Participação da iniciativa privada vai aprofundar desigualdade e caos da vacinação no Brasil

Pesquisadores defendem fila única pelo SUS para que imunização seja capaz de desafogar hospitais, mostra o El País

A sinalização do Governo Federal de que não deverá apresentar objeções à compra de vacinas contra a covid-19 pela iniciativa privada pode trazer prejuízos sanitários ao país em um cenário de escassez global dos imunizantes. Especialistas apontam que o Governo precisa garantir a compra de doses suficientes para proteger a sua população e seguir uma fila única de prioridade para garantir que as populações mais vulneráveis sejam vacinadas primeiro, desafogando o sistema de saúde e estancando a dura marca de mais de 1.000 mortes diárias que o país enfrenta.

Fugir dessa fila única, avaliam, pode ampliar a já caótica campanha de vacinação brasileira. Sem coordenação nacional efetiva ou previsão sólida da chegada de novos lotes pelo Plano Nacional de Imunizações (PNI), Estados têm tomado suas próprias decisões sobre quem vacinar primeiro diante da baixa quantidade de doses disponíveis e tentam eles mesmos negociar novos estoques diretamente com laboratórios enquanto cobram o Governo por um cronograma.

→ **Tarefa 1**
Reproduza do texto fornecido tudo o que vai de "Participação da iniciativa" até "o país enfrenta.".
→ **Tarefa 2**
Segundo o texto fornecido, quantas mortes diárias o país enfrenta?
→ **Tarefa 3**
Diga se cada afirmação concorda com o texto fornecido: (a) Os Estados tentam negociar novos estoques diretamente com laboratórios. (b) O Governo Federal sinalizou que vai se opor à compra de vacinas pela iniciativa privada. (c) Pesquisadores defendem uma fila única pelo SUS.

→ **Informações extraídas**
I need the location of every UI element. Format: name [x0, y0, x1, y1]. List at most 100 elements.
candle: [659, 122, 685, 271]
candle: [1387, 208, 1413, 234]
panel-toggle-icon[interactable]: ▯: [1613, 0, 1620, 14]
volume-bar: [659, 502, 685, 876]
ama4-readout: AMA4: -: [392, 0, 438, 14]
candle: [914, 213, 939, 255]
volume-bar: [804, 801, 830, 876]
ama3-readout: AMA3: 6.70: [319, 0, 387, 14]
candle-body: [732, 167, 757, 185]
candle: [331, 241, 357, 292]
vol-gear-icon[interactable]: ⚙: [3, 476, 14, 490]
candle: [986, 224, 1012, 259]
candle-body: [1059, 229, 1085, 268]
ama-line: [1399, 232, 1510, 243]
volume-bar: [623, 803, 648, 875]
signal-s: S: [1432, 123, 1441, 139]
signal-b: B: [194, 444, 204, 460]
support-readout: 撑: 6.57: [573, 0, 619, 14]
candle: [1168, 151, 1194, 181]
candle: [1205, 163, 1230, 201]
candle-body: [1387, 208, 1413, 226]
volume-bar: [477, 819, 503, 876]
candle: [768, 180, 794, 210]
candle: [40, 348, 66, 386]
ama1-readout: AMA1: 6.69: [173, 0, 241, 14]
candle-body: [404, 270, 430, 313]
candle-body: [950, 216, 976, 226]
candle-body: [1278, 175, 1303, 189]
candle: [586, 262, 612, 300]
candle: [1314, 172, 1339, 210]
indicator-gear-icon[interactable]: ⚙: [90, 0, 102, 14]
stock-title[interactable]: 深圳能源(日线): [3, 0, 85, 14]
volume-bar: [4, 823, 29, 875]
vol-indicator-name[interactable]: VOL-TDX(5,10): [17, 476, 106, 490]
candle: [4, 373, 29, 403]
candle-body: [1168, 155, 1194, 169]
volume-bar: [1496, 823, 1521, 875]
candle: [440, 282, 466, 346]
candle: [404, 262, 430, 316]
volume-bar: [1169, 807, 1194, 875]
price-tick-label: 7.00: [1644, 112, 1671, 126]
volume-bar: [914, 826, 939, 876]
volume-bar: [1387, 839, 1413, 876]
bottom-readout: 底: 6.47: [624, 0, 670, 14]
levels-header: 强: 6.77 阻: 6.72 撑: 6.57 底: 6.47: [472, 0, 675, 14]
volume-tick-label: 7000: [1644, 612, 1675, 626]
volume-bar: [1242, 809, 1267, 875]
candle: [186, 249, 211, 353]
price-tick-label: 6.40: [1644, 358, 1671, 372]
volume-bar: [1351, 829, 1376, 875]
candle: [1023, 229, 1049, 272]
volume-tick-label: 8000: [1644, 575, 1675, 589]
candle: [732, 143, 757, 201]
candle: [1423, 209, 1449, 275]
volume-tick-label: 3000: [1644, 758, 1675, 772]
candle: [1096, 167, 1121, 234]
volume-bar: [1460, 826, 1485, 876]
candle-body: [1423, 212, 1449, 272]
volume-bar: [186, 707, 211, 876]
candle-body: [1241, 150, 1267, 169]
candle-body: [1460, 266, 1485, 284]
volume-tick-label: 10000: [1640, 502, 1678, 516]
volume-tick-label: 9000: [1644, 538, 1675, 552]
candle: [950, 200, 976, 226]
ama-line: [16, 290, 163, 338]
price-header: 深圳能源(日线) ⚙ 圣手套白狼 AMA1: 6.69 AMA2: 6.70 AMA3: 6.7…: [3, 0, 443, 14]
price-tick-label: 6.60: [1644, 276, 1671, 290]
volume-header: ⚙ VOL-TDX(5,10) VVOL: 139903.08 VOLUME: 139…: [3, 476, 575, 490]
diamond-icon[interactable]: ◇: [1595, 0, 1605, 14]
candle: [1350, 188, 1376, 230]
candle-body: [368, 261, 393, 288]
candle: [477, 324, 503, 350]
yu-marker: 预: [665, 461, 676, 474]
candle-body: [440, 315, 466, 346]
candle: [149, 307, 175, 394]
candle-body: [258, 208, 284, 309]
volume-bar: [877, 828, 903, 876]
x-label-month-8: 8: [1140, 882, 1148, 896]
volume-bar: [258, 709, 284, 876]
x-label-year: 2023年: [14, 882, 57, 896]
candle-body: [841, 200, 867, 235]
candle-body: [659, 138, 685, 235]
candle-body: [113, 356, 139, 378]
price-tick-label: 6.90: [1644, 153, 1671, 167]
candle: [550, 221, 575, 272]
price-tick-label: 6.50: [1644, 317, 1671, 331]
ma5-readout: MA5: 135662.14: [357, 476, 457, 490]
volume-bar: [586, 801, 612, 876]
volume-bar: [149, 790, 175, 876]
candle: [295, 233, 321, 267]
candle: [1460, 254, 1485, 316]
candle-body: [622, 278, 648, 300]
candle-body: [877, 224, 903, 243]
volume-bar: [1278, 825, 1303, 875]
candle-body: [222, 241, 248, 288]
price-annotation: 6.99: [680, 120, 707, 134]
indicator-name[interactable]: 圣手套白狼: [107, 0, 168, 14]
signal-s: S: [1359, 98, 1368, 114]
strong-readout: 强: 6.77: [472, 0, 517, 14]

→ **Sua resposta 1**
Participação da iniciativa privada vai aprofundar desigualdade e caos da vacinação no Brasil

Pesquisadores defendem fila única pelo SUS para que imunização seja capaz de desafogar hospitais, mostra o El País

A sinalização do Governo Federal de que não deverá apresentar objeções à compra de vacinas contra a covid-19 pela iniciativa privada pode trazer prejuízos sanitários ao país em um cenário de escassez global dos imunizantes. Especialistas apontam que o Governo precisa garantir a compra de doses suficientes para proteger a sua população e seguir uma fila única de prioridade para garantir que as populações mais vulneráveis sejam vacinadas primeiro, desafogando o sistema de saúde e estancando a dura marca de mais de 1.000 mortes diárias que o país enfrenta.

→ **Sua resposta 2**
Mais de 1.000 mortes diárias.

→ **Sua resposta 3**
(a) Sim: "tentam eles mesmos negociar novos estoques diretamente com laboratórios".
(b) Não: "não deverá apresentar objeções à compra de vacinas contra a covid-19 pela iniciativa privada".
(c) Sim: "Pesquisadores defendem fila única pelo SUS".